* PROBLEM DESCRIPTION
Gather all lines in the entries that include the word "Platform".

* INPUT

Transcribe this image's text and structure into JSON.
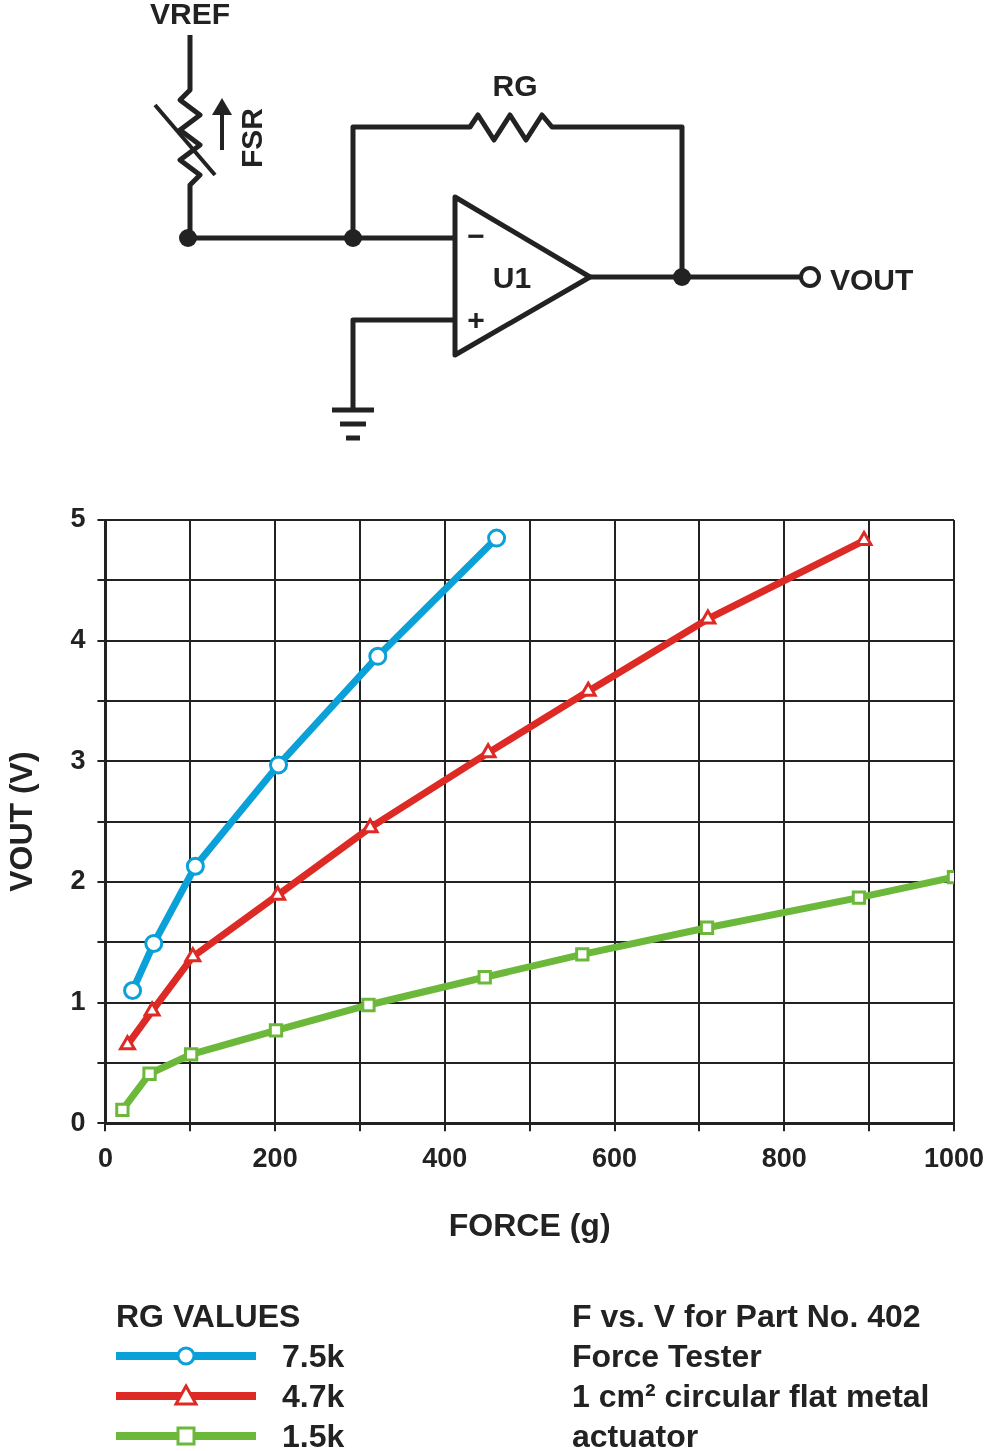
{
  "chart_data": {
    "type": "line",
    "xlabel": "FORCE (g)",
    "ylabel": "VOUT (V)",
    "legend_title": "RG VALUES",
    "legend": "bottom left",
    "grid": true,
    "xlim": [
      0,
      1000
    ],
    "ylim": [
      0,
      5
    ],
    "xticks": [
      0,
      {
        "value": 100,
        "label": null
      },
      200,
      {
        "value": 300,
        "label": null
      },
      400,
      {
        "value": 500,
        "label": null
      },
      600,
      {
        "value": 700,
        "label": null
      },
      800,
      {
        "value": 900,
        "label": null
      },
      1000
    ],
    "yticks": [
      0,
      {
        "value": 0.5,
        "label": null
      },
      1,
      {
        "value": 1.5,
        "label": null
      },
      2,
      {
        "value": 2.5,
        "label": null
      },
      3,
      {
        "value": 3.5,
        "label": null
      },
      4,
      {
        "value": 4.5,
        "label": null
      },
      5
    ],
    "series": [
      {
        "name": "7.5k",
        "color": "#0aa0d8",
        "marker": "circle",
        "x": [
          32,
          57,
          106,
          204,
          321,
          461
        ],
        "values": [
          1.1,
          1.49,
          2.13,
          2.97,
          3.87,
          4.85
        ]
      },
      {
        "name": "4.7k",
        "color": "#dd2a25",
        "marker": "triangle",
        "x": [
          26,
          55,
          103,
          203,
          312,
          451,
          569,
          710,
          894
        ],
        "values": [
          0.65,
          0.93,
          1.38,
          1.89,
          2.45,
          3.07,
          3.58,
          4.18,
          4.83
        ]
      },
      {
        "name": "1.5k",
        "color": "#6cb83a",
        "marker": "square",
        "x": [
          20,
          52,
          101,
          201,
          310,
          447,
          562,
          709,
          888,
          1000
        ],
        "values": [
          0.11,
          0.41,
          0.57,
          0.77,
          0.98,
          1.21,
          1.4,
          1.62,
          1.87,
          2.04
        ]
      }
    ],
    "annotations": [
      "F vs. V for Part No. 402",
      "Force Tester",
      "1 cm² circular flat metal actuator",
      "VREF",
      "RG",
      "FSR",
      "U1",
      "VOUT",
      "−",
      "+"
    ]
  }
}
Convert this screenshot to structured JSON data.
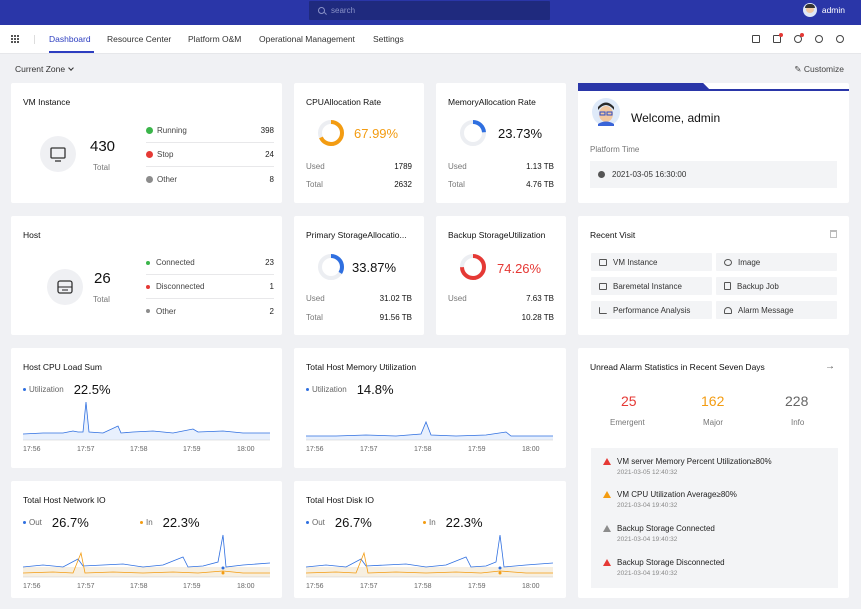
{
  "header": {
    "search_placeholder": "search",
    "username": "admin"
  },
  "nav": {
    "tabs": [
      {
        "label": "Dashboard"
      },
      {
        "label": "Resource Center"
      },
      {
        "label": "Platform O&M"
      },
      {
        "label": "Operational Management"
      },
      {
        "label": "Settings"
      }
    ],
    "icons": [
      "monitor-icon",
      "alert-icon",
      "bell-icon",
      "settings-icon",
      "help-icon"
    ]
  },
  "toolbar": {
    "zone": "Current Zone",
    "customize": "Customize"
  },
  "vm": {
    "title": "VM Instance",
    "total": "430",
    "total_label": "Total",
    "stats": [
      {
        "label": "Running",
        "value": "398",
        "color": "#3bb54a"
      },
      {
        "label": "Stop",
        "value": "24",
        "color": "#e53935"
      },
      {
        "label": "Other",
        "value": "8",
        "color": "#8c8c8c"
      }
    ]
  },
  "cpu_alloc": {
    "title": "CPUAllocation Rate",
    "percent": "67.99%",
    "value": 0.6799,
    "color": "#f39c12",
    "used_label": "Used",
    "used": "1789",
    "total_label": "Total",
    "total": "2632"
  },
  "mem_alloc": {
    "title": "MemoryAllocation Rate",
    "percent": "23.73%",
    "value": 0.2373,
    "color": "#2f6fe0",
    "used_label": "Used",
    "used": "1.13 TB",
    "total_label": "Total",
    "total": "4.76 TB"
  },
  "welcome": {
    "greeting": "Welcome, admin",
    "time_label": "Platform Time",
    "time": "2021-03-05 16:30:00"
  },
  "host": {
    "title": "Host",
    "total": "26",
    "total_label": "Total",
    "stats": [
      {
        "label": "Connected",
        "value": "23",
        "color": "#3bb54a"
      },
      {
        "label": "Disconnected",
        "value": "1",
        "color": "#e53935"
      },
      {
        "label": "Other",
        "value": "2",
        "color": "#8c8c8c"
      }
    ]
  },
  "primary_storage": {
    "title": "Primary StorageAllocatio...",
    "percent": "33.87%",
    "value": 0.3387,
    "color": "#2f6fe0",
    "used_label": "Used",
    "used": "31.02 TB",
    "total_label": "Total",
    "total": "91.56 TB"
  },
  "backup_storage": {
    "title": "Backup StorageUtilization",
    "percent": "74.26%",
    "value": 0.7426,
    "color": "#e53935",
    "used_label": "Used",
    "used": "7.63 TB",
    "total": "10.28 TB"
  },
  "recent_visit": {
    "title": "Recent Visit",
    "items": [
      {
        "label": "VM Instance",
        "icon": "monitor-icon"
      },
      {
        "label": "Image",
        "icon": "image-icon"
      },
      {
        "label": "Baremetal Instance",
        "icon": "server-icon"
      },
      {
        "label": "Backup Job",
        "icon": "backup-icon"
      },
      {
        "label": "Performance Analysis",
        "icon": "chart-icon"
      },
      {
        "label": "Alarm Message",
        "icon": "bell-icon"
      }
    ]
  },
  "host_cpu": {
    "title": "Host CPU Load Sum",
    "legend": "Utilization",
    "value": "22.5%"
  },
  "host_mem": {
    "title": "Total Host Memory Utilization",
    "legend": "Utilization",
    "value": "14.8%"
  },
  "host_net": {
    "title": "Total Host Network IO",
    "out_label": "Out",
    "out_value": "26.7%",
    "in_label": "In",
    "in_value": "22.3%"
  },
  "host_disk": {
    "title": "Total Host Disk IO",
    "out_label": "Out",
    "out_value": "26.7%",
    "in_label": "In",
    "in_value": "22.3%"
  },
  "xticks": [
    "17:56",
    "17:57",
    "17:58",
    "17:59",
    "18:00"
  ],
  "alarm_stats": {
    "title": "Unread Alarm Statistics in Recent Seven Days",
    "counts": [
      {
        "value": "25",
        "label": "Emergent",
        "color": "#e53935"
      },
      {
        "value": "162",
        "label": "Major",
        "color": "#f39c12"
      },
      {
        "value": "228",
        "label": "Info",
        "color": "#666666"
      }
    ],
    "alarms": [
      {
        "text": "VM server Memory Percent Utilization≥80%",
        "time": "2021-03-05 12:40:32",
        "color": "#e53935"
      },
      {
        "text": "VM CPU Utilization Average≥80%",
        "time": "2021-03-04 19:40:32",
        "color": "#f39c12"
      },
      {
        "text": "Backup Storage Connected",
        "time": "2021-03-04 19:40:32",
        "color": "#8c8c8c"
      },
      {
        "text": "Backup Storage Disconnected",
        "time": "2021-03-04 19:40:32",
        "color": "#e53935"
      }
    ]
  }
}
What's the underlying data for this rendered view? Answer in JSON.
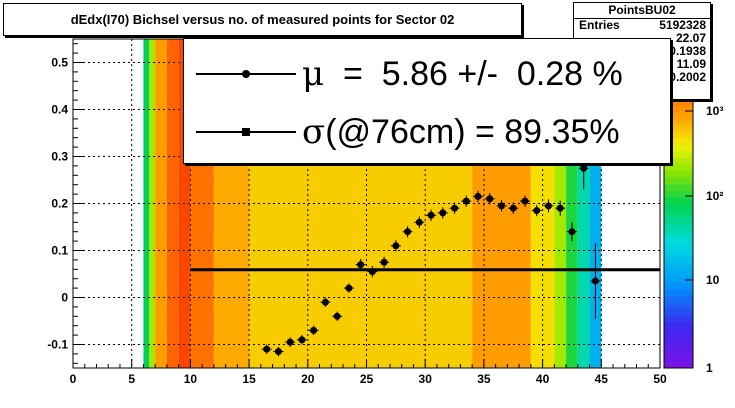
{
  "title": "dEdx(I70) Bichsel versus no. of measured points for Sector 02",
  "stats": {
    "name": "PointsBU02",
    "rows": [
      {
        "label": "Entries",
        "value": "5192328"
      },
      {
        "label": "",
        "value": "22.07"
      },
      {
        "label": "",
        "value": "0.1938"
      },
      {
        "label": "",
        "value": "11.09"
      },
      {
        "label": "",
        "value": "0.2002"
      }
    ]
  },
  "legend": {
    "mu_symbol": "μ",
    "mu_text": "  =  5.86 +/-  0.28 %",
    "sigma_symbol": "σ",
    "sigma_text": "(@76cm) = 89.35%"
  },
  "chart_data": {
    "type": "heatmap",
    "title": "dEdx(I70) Bichsel versus no. of measured points for Sector 02",
    "xlim": [
      0,
      50
    ],
    "ylim": [
      -0.15,
      0.55
    ],
    "x_ticks": [
      "0",
      "5",
      "10",
      "15",
      "20",
      "25",
      "30",
      "35",
      "40",
      "45",
      "50"
    ],
    "y_ticks": [
      "-0.1",
      "0",
      "0.1",
      "0.2",
      "0.3",
      "0.4",
      "0.5"
    ],
    "grid": true,
    "colorbar": {
      "scale": "log",
      "ticks": [
        "1",
        "10",
        "10²",
        "10³"
      ]
    },
    "heatmap_columns": [
      {
        "x0": 6,
        "x1": 6.5,
        "level": 0.5
      },
      {
        "x0": 6.5,
        "x1": 7,
        "level": 0.62
      },
      {
        "x0": 7,
        "x1": 8,
        "level": 0.78
      },
      {
        "x0": 8,
        "x1": 9,
        "level": 0.86
      },
      {
        "x0": 9,
        "x1": 10,
        "level": 0.9
      },
      {
        "x0": 10,
        "x1": 12,
        "level": 0.84
      },
      {
        "x0": 12,
        "x1": 15,
        "level": 0.76
      },
      {
        "x0": 15,
        "x1": 34,
        "level": 0.72
      },
      {
        "x0": 34,
        "x1": 39,
        "level": 0.78
      },
      {
        "x0": 39,
        "x1": 41,
        "level": 0.7
      },
      {
        "x0": 41,
        "x1": 42,
        "level": 0.62
      },
      {
        "x0": 42,
        "x1": 43,
        "level": 0.52
      },
      {
        "x0": 43,
        "x1": 44,
        "level": 0.42
      },
      {
        "x0": 44,
        "x1": 45,
        "level": 0.3
      }
    ],
    "series": [
      {
        "name": "mean",
        "x": [
          16.5,
          17.5,
          18.5,
          19.5,
          20.5,
          21.5,
          22.5,
          23.5,
          24.5,
          25.5,
          26.5,
          27.5,
          28.5,
          29.5,
          30.5,
          31.5,
          32.5,
          33.5,
          34.5,
          35.5,
          36.5,
          37.5,
          38.5,
          39.5,
          40.5,
          41.5,
          42.5,
          43.5,
          44.5
        ],
        "y": [
          -0.11,
          -0.115,
          -0.095,
          -0.09,
          -0.07,
          -0.01,
          -0.04,
          0.02,
          0.07,
          0.055,
          0.075,
          0.11,
          0.14,
          0.16,
          0.175,
          0.18,
          0.19,
          0.205,
          0.215,
          0.21,
          0.195,
          0.19,
          0.205,
          0.185,
          0.195,
          0.19,
          0.14,
          0.275,
          0.035
        ],
        "yerr": [
          0.01,
          0.01,
          0.01,
          0.01,
          0.01,
          0.01,
          0.01,
          0.01,
          0.012,
          0.012,
          0.012,
          0.012,
          0.012,
          0.012,
          0.012,
          0.012,
          0.012,
          0.012,
          0.012,
          0.012,
          0.012,
          0.012,
          0.012,
          0.012,
          0.014,
          0.016,
          0.02,
          0.045,
          0.08
        ]
      },
      {
        "name": "sigma",
        "x": [
          10,
          50
        ],
        "y": [
          0.059,
          0.059
        ]
      }
    ]
  }
}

* FULL ANSWER
        "label": "Platform O&M"
    "time_label": "Platform Time",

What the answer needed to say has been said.